BEGIN RECORD LIST
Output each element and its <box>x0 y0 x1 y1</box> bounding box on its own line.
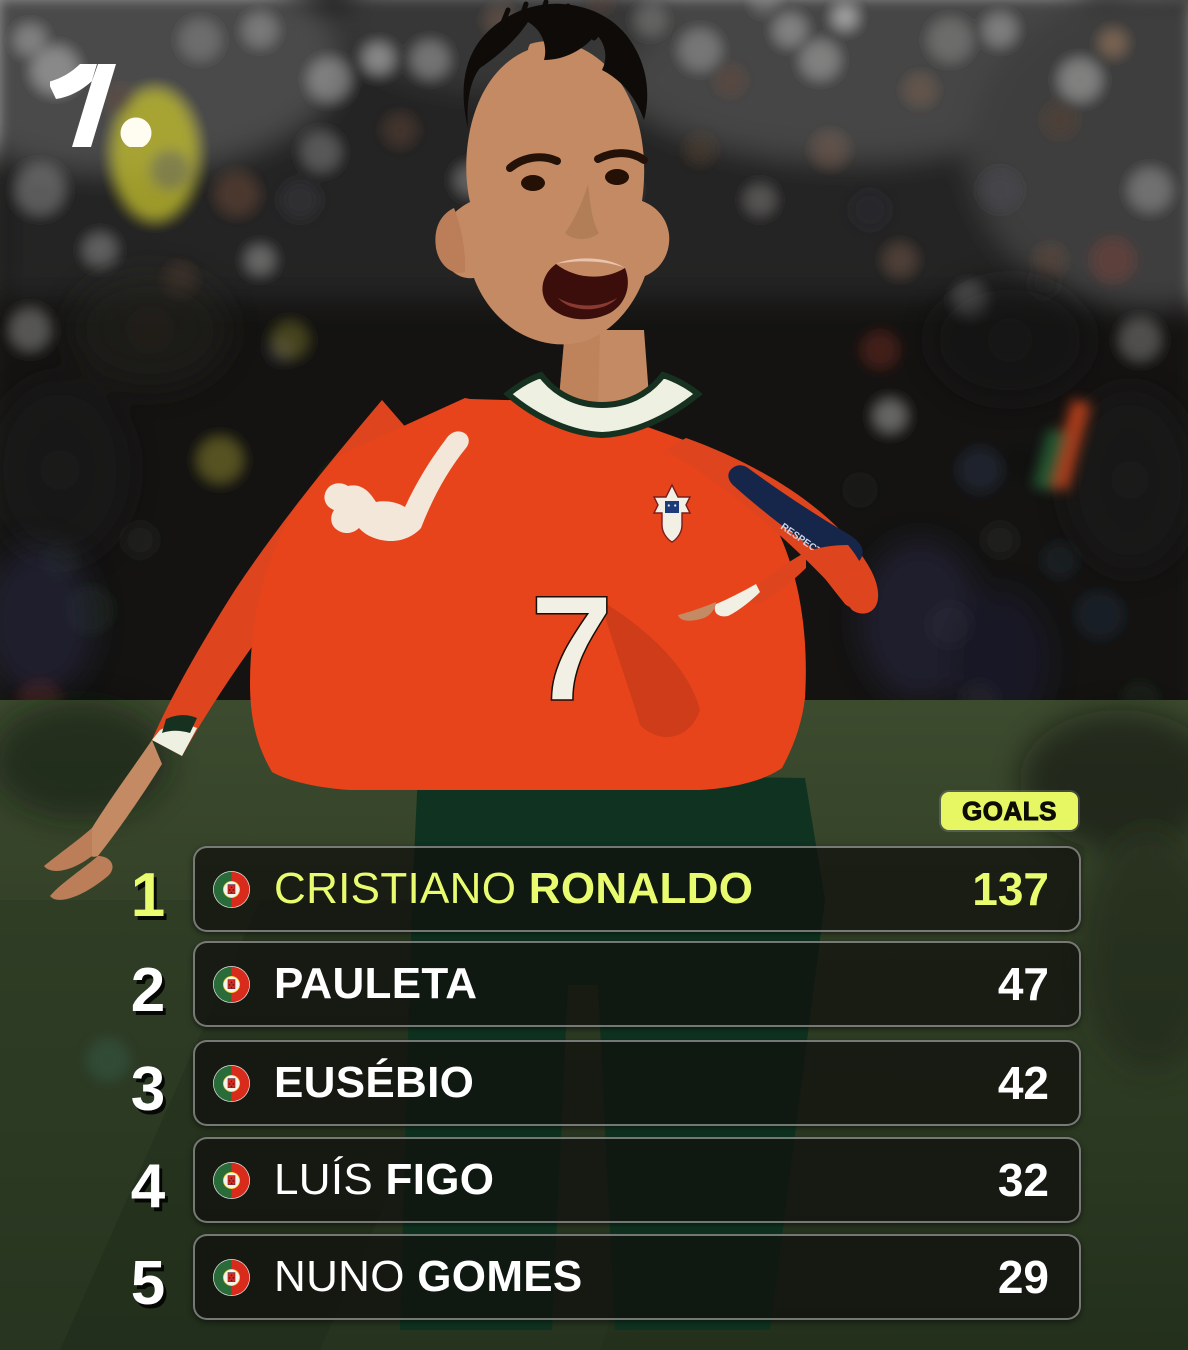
svg-text:7: 7 <box>530 564 613 732</box>
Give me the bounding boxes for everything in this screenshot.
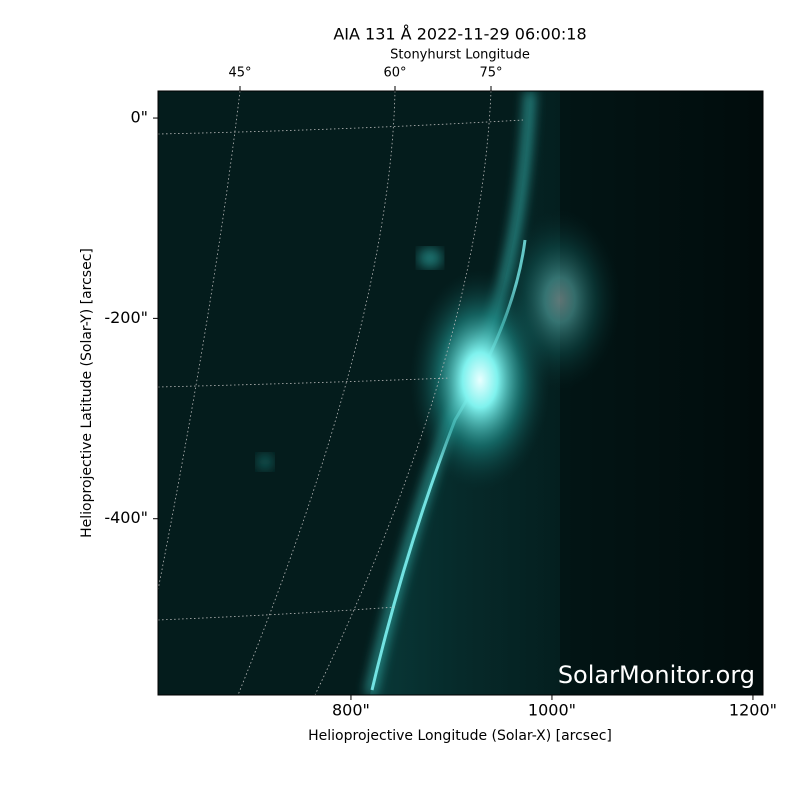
y-axis-label: Helioprojective Latitude (Solar-Y) [arcs… xyxy=(79,248,95,538)
x-tick-label: 1200" xyxy=(729,701,777,720)
top-tick-label: 60° xyxy=(383,66,406,81)
x-tick-label: 800" xyxy=(332,701,370,720)
y-tick-label: 0" xyxy=(130,108,148,127)
x-tick-label: 1000" xyxy=(528,701,576,720)
solar-image xyxy=(158,91,763,695)
top-axis-label: Stonyhurst Longitude xyxy=(390,48,530,63)
watermark: SolarMonitor.org xyxy=(558,661,755,689)
top-tick-label: 75° xyxy=(479,66,502,81)
title: AIA 131 Å 2022-11-29 06:00:18 xyxy=(333,25,586,44)
axes-frame xyxy=(157,90,764,696)
y-tick-label: -400" xyxy=(104,508,148,527)
coordinate-grid xyxy=(158,91,524,695)
top-tick-label: 45° xyxy=(228,66,251,81)
x-axis-label: Helioprojective Longitude (Solar-X) [arc… xyxy=(308,728,612,744)
y-tick-label: -200" xyxy=(104,308,148,327)
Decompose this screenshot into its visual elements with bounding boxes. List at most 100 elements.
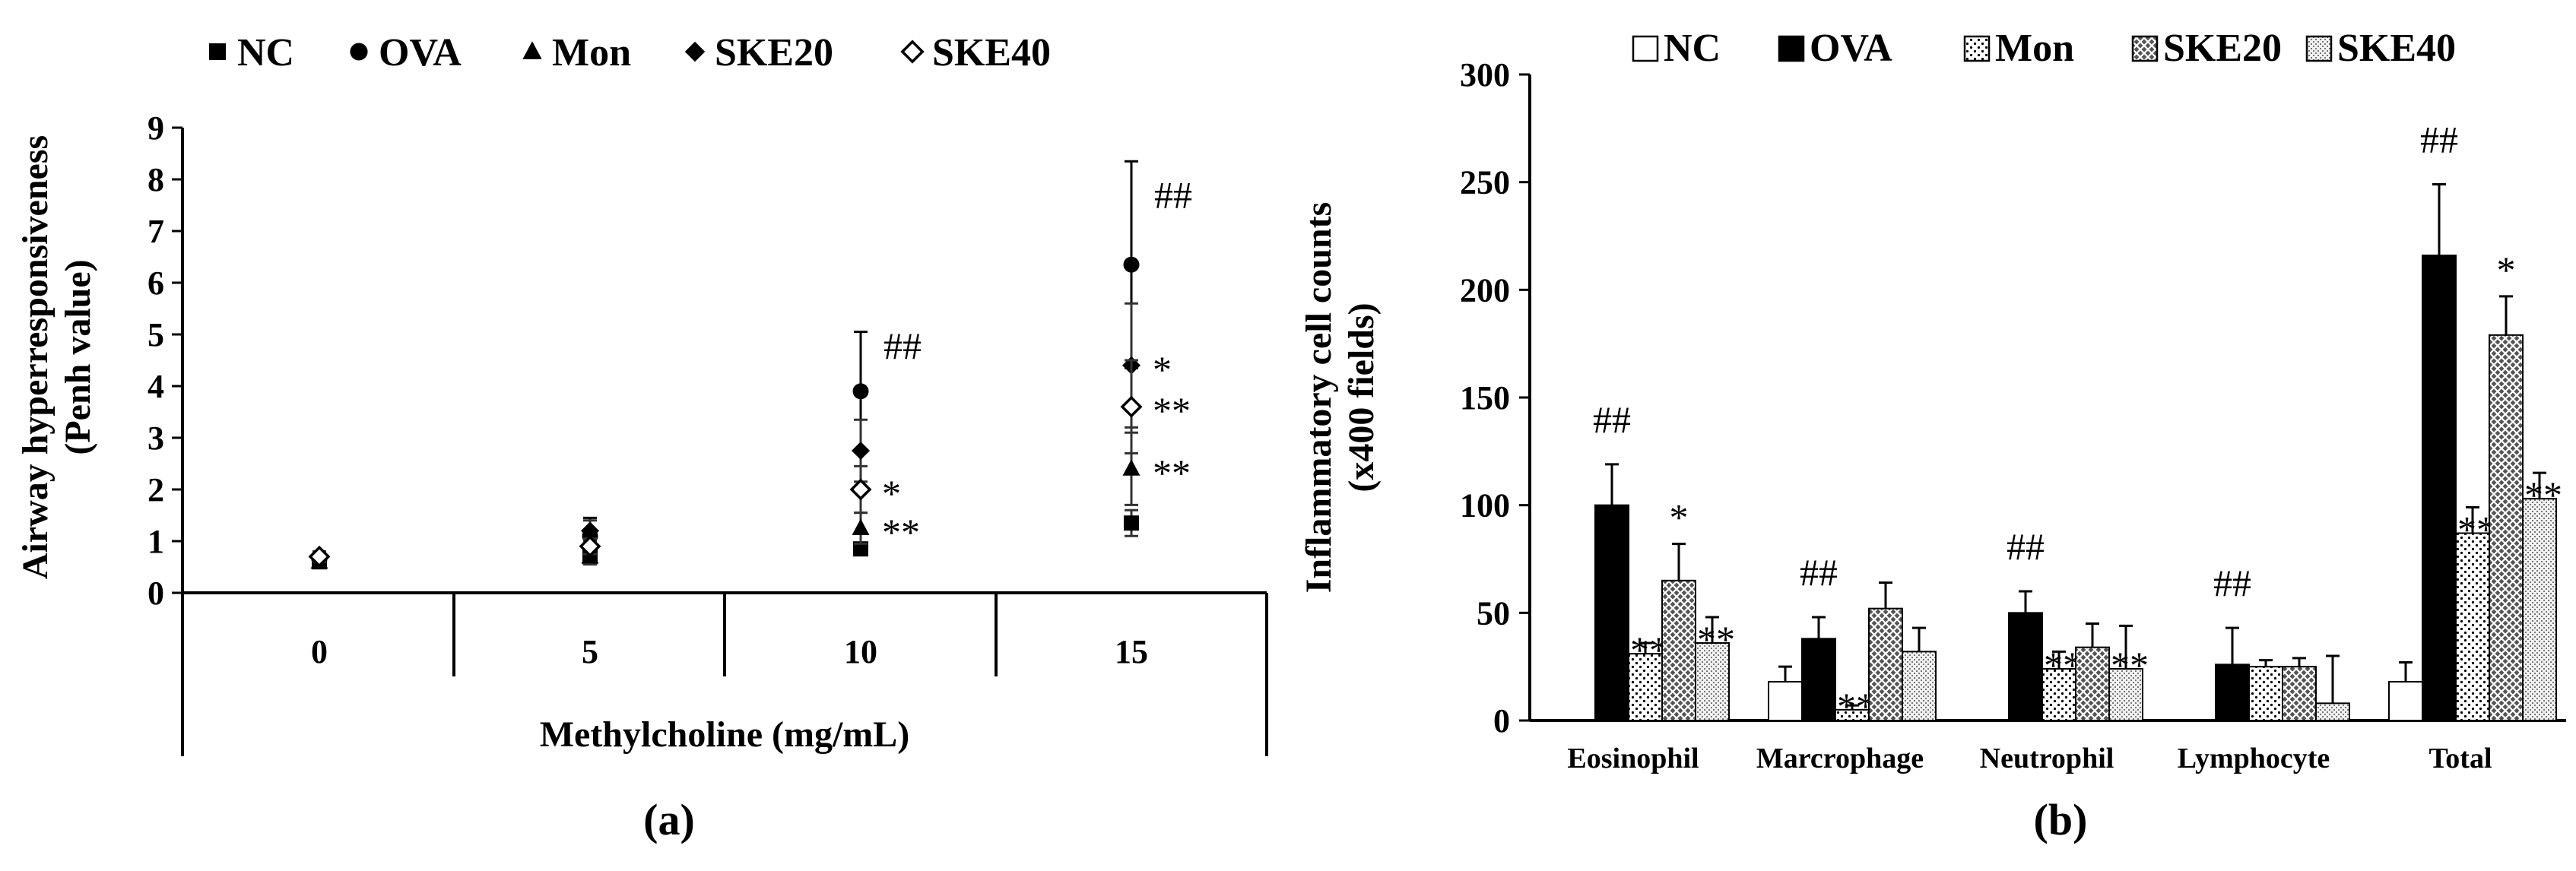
END RECORD LIST
WHAT TO DO: Reproduce every line of the material above verbatim, leaving out the pictures.

TASK SOLUTION:
Output each element and its <box>x0 y0 x1 y1</box> bounding box on its own line.
svg-text:7: 7 <box>530 564 613 732</box>
Give me the bounding boxes for everything in this screenshot.
y-axis-label: Helioprojective Latitude (Solar-Y) [arcs… xyxy=(79,248,95,538)
x-tick-label: 1200" xyxy=(729,701,777,720)
top-tick-label: 60° xyxy=(383,66,406,81)
x-tick-label: 800" xyxy=(332,701,370,720)
y-tick-label: 0" xyxy=(130,108,148,127)
x-tick-label: 1000" xyxy=(528,701,576,720)
solar-image xyxy=(158,91,763,695)
top-axis-label: Stonyhurst Longitude xyxy=(390,48,530,63)
watermark: SolarMonitor.org xyxy=(558,661,755,689)
top-tick-label: 75° xyxy=(479,66,502,81)
title: AIA 131 Å 2022-11-29 06:00:18 xyxy=(333,25,586,44)
axes-frame xyxy=(157,90,764,696)
y-tick-label: -400" xyxy=(104,508,148,527)
coordinate-grid xyxy=(158,91,524,695)
top-tick-label: 45° xyxy=(228,66,251,81)
x-axis-label: Helioprojective Longitude (Solar-X) [arc… xyxy=(308,728,612,744)
y-tick-label: -200" xyxy=(104,308,148,327)
Decompose this screenshot into its visual elements with bounding boxes. List at most 100 elements.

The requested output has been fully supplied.